Alcune decisioni – come la modifica del nome del condominio o la richiesta di un nuovo codice fiscalenon sono demandabili alla sola maggioranza, ma richiedono il consenso di tutti i partecipanti, poiché incidono sull’identità stessa dell’ente e possono essere interpretate come una costituzione ex novo di un diverso soggetto gestionale.

Cambio nome condominio: il caso esaminato dal Tribunale

Nel caso portato all’attenzione del Tribunale, una condomina ha impugnato una delibera con cui l’assemblea aveva cambiato denominazione e codice fiscale del condominio. L’operazione era motivata da uno stato di abbandono gestionale, dovuto alla prolungata assenza di un amministratore. Alcuni condòmini avevano quindi proceduto autonomamente a convocare un’assemblea per “rinnovare” la gestione.

Tuttavia, la delibera è stata adottata senza il consenso totalitario, senza indicazione dei millesimi, e con la partecipazione di soggetti privi di legittimazione, tra cui un delegato di persona estranea al condominio. Questi elementi hanno compromesso la validità formale e sostanziale della decisione.

========================================================================

◆ **Esercizi scritti**
1. Stabilisci se le affermazioni (a), (b) e (c) concordano con il testo sul cambio di nome del condominio. Per ciascuna rispondi sì o no e cita le parole del testo che lo decidono. (a) La delibera impugnata era stata adottata con il consenso di tutti i condòmini. (b) Lo stato di abbandono gestionale era dovuto alla prolungata assenza di un amministratore. (c) Alla delibera aveva partecipato un delegato di una persona estranea al condominio.
2. Riporta dal testo sul cambio di nome del condominio il passo che comincia con "Nel caso portato" e prosegue fino a "sostanziale della decisione.".

Elenchi di aree annotate:
========================================================================

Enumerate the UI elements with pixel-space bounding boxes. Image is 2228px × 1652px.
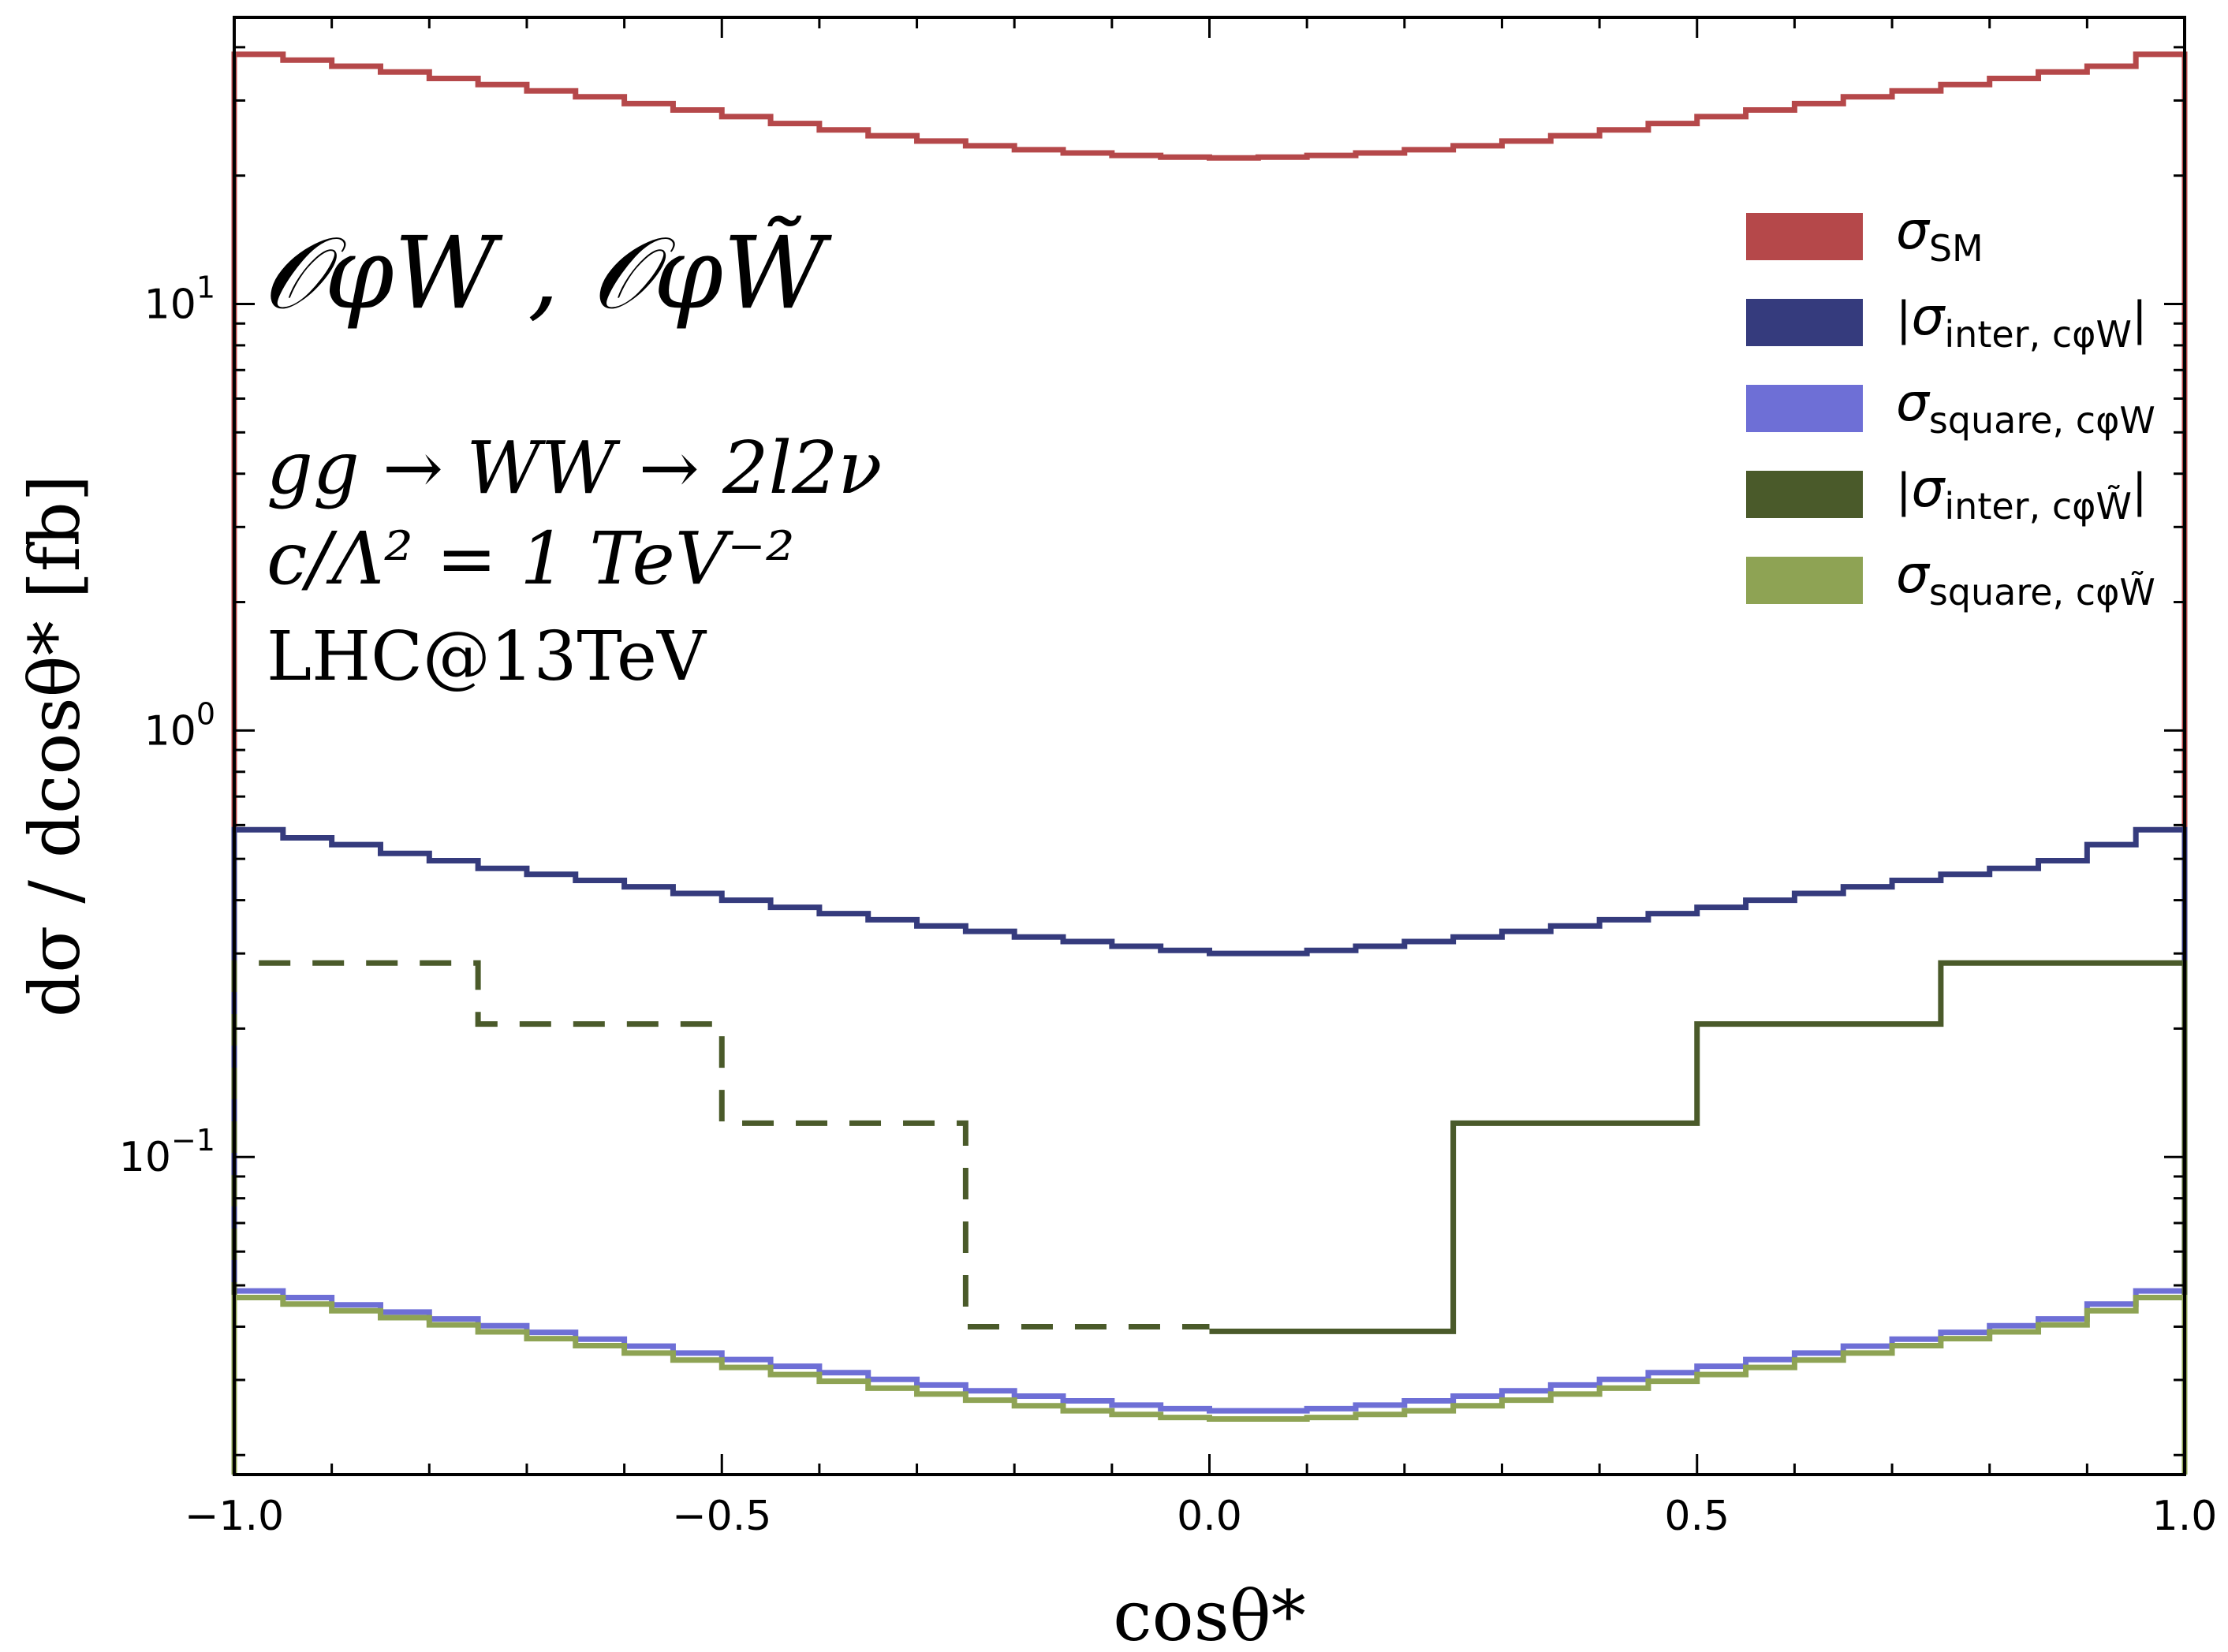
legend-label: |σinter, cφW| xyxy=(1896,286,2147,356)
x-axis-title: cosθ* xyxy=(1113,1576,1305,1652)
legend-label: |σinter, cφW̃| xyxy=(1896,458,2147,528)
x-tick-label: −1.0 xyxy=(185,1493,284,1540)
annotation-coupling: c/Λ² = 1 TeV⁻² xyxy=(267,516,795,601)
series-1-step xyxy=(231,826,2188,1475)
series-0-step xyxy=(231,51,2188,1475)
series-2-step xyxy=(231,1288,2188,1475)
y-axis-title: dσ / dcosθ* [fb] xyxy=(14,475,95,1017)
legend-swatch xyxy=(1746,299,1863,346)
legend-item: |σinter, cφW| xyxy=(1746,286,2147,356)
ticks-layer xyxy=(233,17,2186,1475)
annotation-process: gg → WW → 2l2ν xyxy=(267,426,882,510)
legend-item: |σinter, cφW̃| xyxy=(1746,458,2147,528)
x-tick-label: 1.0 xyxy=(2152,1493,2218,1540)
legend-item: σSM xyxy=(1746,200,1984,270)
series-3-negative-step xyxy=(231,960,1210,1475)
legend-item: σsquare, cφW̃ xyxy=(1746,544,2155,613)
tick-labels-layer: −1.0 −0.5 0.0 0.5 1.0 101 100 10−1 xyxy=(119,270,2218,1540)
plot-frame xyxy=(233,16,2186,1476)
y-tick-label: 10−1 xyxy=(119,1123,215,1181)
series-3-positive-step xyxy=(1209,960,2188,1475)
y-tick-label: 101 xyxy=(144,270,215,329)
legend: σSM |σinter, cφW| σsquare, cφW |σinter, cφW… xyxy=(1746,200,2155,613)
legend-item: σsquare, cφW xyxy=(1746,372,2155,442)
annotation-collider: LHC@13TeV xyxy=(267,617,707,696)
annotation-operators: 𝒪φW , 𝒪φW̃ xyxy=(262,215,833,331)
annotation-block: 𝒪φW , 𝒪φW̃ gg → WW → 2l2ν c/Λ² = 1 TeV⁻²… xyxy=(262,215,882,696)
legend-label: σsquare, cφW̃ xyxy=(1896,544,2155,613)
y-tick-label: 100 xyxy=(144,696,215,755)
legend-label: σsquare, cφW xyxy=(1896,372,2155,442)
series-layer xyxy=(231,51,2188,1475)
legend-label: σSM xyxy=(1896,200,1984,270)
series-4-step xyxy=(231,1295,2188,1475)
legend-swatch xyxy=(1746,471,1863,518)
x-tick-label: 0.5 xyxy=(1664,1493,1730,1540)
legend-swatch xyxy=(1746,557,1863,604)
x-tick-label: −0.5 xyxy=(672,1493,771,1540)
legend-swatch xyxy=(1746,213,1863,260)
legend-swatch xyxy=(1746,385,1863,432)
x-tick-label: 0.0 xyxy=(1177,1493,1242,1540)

========================================================================

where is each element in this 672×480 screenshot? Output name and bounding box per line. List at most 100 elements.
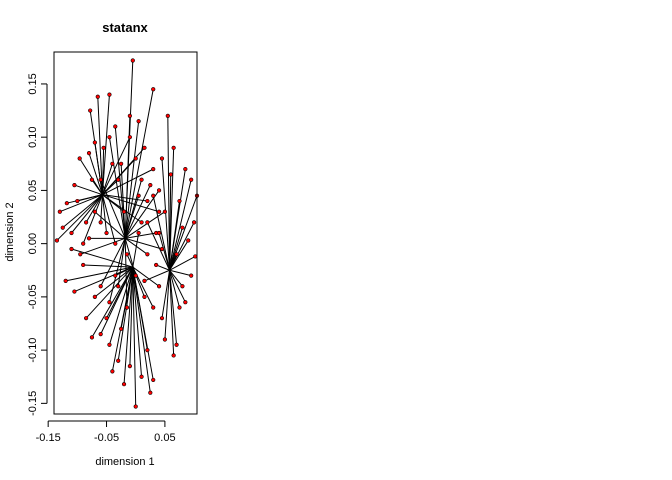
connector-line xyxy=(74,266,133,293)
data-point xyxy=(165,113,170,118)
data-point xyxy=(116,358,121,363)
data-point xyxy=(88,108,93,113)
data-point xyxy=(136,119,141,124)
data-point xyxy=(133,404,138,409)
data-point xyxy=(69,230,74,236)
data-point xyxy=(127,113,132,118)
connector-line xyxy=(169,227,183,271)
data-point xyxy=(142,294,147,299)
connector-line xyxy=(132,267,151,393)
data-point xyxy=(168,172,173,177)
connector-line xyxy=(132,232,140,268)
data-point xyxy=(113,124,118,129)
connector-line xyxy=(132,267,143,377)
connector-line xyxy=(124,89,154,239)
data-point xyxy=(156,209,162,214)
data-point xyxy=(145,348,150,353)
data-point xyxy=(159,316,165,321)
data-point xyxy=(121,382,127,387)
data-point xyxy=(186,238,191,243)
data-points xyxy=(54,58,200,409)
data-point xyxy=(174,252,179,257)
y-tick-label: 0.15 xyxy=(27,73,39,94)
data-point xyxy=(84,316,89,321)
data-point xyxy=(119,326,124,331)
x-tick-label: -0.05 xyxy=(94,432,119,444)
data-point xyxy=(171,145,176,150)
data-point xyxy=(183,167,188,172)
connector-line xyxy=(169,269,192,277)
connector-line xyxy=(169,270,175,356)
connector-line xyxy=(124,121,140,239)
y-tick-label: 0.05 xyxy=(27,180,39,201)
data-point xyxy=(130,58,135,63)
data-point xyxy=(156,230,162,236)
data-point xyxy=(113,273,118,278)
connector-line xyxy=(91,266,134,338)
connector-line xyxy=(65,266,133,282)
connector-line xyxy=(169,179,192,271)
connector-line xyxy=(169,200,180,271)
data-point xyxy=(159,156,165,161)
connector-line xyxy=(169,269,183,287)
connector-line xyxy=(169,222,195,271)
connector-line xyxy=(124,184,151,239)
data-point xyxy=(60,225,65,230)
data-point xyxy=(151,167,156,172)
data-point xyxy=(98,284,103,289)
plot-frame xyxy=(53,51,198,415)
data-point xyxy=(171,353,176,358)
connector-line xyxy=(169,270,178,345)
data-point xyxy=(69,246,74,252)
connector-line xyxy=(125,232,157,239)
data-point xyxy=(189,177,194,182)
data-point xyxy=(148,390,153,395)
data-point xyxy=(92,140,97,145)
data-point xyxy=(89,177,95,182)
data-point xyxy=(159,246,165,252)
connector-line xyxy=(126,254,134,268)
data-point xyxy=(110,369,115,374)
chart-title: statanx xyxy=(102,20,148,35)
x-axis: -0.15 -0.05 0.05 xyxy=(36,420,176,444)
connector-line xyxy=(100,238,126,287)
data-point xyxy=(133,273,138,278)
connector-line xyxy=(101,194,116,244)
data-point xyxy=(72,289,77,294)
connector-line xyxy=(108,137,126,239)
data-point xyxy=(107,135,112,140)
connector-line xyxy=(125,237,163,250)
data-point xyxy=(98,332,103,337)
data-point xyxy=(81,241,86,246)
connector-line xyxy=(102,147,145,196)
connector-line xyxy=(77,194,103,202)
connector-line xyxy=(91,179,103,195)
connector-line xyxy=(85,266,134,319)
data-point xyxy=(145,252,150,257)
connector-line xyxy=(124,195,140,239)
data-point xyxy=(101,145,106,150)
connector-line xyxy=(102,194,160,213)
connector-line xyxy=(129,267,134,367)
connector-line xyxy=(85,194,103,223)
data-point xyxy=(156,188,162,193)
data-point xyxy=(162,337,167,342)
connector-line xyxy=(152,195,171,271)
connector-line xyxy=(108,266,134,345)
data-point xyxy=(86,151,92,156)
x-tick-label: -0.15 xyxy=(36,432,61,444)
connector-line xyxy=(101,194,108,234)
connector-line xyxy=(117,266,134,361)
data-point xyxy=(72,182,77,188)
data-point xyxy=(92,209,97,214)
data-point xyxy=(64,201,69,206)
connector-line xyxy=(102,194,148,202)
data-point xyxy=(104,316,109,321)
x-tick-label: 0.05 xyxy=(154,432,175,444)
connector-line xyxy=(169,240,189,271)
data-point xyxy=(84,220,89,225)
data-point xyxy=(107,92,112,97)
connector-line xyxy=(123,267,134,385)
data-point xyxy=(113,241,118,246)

========================================================================

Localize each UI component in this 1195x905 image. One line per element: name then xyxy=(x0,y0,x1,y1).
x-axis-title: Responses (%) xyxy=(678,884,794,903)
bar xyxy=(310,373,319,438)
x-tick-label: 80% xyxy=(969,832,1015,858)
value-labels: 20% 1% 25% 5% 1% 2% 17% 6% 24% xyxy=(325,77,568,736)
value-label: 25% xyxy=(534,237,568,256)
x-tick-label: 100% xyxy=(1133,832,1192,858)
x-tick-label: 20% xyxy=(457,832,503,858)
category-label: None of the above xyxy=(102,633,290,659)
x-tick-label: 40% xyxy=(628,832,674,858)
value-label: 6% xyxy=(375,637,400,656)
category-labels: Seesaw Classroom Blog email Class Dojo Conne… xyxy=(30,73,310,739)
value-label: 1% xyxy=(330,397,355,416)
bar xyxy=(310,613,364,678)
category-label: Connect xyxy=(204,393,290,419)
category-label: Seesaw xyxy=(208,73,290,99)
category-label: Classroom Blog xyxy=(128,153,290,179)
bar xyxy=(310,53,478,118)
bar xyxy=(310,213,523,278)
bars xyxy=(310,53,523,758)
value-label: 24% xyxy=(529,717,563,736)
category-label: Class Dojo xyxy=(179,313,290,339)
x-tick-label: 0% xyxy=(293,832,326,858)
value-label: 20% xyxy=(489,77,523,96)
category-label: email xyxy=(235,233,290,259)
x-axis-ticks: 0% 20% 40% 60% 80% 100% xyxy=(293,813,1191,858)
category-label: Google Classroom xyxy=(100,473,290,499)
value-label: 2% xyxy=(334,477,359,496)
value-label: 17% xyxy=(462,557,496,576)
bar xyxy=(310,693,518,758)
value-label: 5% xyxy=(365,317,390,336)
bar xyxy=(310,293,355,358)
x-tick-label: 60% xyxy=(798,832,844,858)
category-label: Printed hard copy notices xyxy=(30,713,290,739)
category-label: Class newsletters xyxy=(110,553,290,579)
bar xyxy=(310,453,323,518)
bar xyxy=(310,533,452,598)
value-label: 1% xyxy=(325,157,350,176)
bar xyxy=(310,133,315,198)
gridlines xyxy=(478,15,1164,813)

========================================================================

◆ **Soluzioni per esercizio**
1.
(a) No: «la delibera è stata adottata senza il consenso totalitario».
(b) Sì: «dovuto alla prolungata assenza di un amministratore».
(c) Sì: «tra cui un delegato di persona estranea al condominio».

2.
Nel caso portato all’attenzione del Tribunale, una condomina ha impugnato una delibera con cui l’assemblea aveva cambiato denominazione e codice fiscale del condominio. L’operazione era motivata da uno stato di abbandono gestionale, dovuto alla prolungata assenza di un amministratore. Alcuni condòmini avevano quindi proceduto autonomamente a convocare un’assemblea per “rinnovare” la gestione.

Tuttavia, la delibera è stata adottata senza il consenso totalitario, senza indicazione dei millesimi, e con la partecipazione di soggetti privi di legittimazione, tra cui un delegato di persona estranea al condominio. Questi elementi hanno compromesso la validità formale e sostanziale della decisione.